WHAT YOU NEED TO DO → Pick out each line below containing "inspection".

☆ ☆ ☆ ☆ ☆ ☆ ☆

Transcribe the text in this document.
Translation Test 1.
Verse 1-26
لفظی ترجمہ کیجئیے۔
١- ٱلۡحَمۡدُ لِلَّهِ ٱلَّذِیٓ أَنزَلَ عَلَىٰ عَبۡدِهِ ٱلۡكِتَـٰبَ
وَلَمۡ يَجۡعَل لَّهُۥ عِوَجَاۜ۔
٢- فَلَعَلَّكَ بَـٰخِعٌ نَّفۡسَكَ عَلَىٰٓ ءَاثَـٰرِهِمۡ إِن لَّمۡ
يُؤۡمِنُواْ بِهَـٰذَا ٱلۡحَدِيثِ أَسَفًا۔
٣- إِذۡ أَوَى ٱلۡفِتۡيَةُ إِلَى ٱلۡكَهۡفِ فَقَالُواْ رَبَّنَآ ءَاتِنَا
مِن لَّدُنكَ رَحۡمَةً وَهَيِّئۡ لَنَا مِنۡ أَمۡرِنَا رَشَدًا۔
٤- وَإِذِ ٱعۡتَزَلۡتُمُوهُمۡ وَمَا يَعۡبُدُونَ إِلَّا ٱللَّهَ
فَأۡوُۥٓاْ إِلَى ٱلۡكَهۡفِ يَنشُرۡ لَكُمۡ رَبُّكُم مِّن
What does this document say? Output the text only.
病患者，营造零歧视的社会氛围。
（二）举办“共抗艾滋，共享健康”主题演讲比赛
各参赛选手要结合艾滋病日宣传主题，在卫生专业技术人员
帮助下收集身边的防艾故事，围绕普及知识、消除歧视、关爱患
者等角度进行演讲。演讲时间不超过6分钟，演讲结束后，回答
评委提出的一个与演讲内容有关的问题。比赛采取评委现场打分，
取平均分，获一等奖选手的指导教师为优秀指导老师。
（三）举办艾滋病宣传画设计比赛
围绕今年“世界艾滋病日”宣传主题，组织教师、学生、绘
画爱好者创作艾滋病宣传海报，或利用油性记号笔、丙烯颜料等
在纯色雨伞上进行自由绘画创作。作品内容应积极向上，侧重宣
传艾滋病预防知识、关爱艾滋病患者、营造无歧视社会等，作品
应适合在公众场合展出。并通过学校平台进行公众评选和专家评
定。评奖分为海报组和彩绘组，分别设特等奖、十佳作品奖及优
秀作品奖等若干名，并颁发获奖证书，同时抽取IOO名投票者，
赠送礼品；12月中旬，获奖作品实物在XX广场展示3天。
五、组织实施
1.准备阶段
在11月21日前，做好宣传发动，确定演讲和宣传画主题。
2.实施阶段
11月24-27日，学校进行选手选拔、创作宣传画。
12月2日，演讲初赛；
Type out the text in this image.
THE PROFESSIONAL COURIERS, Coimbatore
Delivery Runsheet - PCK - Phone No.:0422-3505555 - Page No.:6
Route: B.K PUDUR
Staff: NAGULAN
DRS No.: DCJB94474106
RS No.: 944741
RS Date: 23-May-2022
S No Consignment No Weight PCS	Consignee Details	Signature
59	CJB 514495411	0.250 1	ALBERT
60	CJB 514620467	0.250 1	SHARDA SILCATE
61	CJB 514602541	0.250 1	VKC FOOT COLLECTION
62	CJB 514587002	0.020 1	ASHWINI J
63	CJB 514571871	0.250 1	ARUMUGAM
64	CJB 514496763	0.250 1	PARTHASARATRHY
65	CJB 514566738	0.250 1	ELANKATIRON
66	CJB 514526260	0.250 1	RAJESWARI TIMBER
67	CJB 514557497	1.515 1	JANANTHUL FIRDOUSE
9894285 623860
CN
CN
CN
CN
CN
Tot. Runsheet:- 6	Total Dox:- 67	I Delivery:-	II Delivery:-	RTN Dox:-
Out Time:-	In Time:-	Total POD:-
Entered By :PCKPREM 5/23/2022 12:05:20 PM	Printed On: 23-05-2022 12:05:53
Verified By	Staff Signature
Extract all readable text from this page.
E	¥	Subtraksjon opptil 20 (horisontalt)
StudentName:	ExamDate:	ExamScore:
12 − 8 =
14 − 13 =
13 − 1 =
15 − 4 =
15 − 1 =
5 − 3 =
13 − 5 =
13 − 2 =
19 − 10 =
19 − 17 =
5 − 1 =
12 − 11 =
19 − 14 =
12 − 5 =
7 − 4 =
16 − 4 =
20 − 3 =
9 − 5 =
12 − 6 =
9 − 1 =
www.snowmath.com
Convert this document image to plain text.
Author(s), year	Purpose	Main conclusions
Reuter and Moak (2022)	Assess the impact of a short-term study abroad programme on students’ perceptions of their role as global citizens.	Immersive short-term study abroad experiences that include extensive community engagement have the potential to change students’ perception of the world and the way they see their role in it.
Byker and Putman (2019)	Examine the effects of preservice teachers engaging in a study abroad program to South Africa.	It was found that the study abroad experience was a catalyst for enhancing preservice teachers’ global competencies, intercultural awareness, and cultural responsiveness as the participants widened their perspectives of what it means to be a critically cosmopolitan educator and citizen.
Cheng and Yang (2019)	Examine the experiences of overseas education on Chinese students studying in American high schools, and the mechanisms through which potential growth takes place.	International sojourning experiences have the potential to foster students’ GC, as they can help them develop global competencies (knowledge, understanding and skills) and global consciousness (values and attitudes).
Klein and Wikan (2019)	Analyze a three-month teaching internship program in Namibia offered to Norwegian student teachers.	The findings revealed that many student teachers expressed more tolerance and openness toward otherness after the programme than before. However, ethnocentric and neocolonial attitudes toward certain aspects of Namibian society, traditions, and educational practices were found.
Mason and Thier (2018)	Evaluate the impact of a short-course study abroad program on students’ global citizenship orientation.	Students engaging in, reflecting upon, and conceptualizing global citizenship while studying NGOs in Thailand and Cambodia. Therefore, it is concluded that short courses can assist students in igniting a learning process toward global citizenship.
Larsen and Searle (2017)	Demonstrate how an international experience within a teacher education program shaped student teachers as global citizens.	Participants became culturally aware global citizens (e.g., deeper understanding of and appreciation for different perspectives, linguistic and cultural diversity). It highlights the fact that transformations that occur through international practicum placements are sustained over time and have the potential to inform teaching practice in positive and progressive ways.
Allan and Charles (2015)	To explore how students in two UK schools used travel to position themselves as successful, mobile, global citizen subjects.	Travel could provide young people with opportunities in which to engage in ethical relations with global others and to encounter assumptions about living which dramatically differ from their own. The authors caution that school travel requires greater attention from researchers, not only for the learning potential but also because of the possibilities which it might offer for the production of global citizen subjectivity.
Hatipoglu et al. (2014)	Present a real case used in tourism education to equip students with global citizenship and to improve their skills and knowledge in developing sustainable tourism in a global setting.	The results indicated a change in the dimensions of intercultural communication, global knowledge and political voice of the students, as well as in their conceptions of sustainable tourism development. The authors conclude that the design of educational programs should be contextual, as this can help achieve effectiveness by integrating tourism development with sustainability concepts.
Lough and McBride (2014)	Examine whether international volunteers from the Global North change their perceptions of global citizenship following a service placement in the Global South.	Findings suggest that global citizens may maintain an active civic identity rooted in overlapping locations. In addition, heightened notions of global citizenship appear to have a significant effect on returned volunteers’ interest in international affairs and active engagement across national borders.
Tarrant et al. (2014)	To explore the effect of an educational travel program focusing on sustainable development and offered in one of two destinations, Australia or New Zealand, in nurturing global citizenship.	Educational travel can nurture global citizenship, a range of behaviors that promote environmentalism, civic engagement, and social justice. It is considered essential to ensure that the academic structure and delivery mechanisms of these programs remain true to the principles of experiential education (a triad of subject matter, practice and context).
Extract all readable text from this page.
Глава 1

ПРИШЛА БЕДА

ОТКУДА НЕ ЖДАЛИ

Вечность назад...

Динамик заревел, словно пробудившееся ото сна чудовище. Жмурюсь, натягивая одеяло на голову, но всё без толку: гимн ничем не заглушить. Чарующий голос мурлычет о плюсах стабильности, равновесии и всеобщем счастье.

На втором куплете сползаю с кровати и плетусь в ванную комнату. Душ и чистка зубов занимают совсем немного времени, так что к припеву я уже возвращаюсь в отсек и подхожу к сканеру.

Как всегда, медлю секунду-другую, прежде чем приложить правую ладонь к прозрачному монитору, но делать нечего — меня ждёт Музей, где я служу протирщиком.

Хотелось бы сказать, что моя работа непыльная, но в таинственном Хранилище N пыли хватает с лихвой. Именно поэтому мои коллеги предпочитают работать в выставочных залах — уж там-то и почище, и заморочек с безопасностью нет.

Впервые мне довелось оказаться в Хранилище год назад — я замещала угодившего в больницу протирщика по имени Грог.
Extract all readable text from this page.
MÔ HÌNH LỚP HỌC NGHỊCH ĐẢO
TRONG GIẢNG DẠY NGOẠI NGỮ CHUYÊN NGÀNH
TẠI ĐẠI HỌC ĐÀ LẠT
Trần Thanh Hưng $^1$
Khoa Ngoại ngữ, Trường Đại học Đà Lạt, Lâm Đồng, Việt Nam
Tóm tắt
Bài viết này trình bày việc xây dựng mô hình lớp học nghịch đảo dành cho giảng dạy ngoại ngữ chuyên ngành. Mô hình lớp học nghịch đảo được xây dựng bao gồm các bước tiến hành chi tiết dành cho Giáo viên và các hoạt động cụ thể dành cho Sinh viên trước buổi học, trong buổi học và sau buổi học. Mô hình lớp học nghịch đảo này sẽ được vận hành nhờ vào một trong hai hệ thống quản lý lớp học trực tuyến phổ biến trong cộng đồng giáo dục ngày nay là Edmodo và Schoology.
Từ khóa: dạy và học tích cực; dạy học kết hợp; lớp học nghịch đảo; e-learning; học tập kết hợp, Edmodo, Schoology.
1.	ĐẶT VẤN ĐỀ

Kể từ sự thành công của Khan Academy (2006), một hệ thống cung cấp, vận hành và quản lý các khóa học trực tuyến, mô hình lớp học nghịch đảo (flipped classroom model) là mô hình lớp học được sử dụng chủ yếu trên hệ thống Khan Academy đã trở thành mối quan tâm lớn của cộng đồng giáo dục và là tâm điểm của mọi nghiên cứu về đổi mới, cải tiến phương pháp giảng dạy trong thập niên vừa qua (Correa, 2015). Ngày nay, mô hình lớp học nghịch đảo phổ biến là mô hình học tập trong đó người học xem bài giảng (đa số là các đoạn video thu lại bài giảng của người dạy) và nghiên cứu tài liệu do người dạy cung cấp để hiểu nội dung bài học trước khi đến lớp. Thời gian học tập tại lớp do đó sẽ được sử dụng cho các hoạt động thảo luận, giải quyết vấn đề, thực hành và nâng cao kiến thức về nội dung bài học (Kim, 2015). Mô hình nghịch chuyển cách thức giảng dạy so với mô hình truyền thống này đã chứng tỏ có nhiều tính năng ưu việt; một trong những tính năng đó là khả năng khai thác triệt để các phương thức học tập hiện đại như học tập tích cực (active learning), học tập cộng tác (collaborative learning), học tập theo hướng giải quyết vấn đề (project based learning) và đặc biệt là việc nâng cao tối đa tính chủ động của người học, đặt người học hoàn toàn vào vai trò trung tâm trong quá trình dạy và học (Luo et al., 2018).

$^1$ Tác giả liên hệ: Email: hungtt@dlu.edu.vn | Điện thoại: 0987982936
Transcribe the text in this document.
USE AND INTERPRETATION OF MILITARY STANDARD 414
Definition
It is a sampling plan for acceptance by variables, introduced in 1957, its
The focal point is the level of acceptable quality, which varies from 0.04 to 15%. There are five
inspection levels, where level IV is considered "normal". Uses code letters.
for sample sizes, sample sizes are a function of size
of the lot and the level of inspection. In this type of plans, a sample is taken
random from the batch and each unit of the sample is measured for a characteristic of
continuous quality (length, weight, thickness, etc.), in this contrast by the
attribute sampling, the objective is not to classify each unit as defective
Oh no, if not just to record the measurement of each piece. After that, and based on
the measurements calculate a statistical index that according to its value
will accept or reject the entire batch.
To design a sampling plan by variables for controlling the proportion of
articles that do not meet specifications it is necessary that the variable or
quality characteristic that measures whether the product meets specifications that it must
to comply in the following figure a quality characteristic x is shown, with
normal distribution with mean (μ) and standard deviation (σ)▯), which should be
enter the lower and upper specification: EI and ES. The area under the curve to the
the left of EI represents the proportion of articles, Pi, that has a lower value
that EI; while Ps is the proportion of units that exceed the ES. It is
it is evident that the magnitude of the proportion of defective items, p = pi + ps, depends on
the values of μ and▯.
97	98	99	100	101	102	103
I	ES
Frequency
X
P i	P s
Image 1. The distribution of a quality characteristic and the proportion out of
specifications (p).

☆ ☆ ☆ ☆ ☆ ☆ ☆

OUTPUT OF THE EXERCISE →
inspection levels, where level IV is considered "normal". Uses code letters.
of the lot and the level of inspection. In this type of plans, a sample is taken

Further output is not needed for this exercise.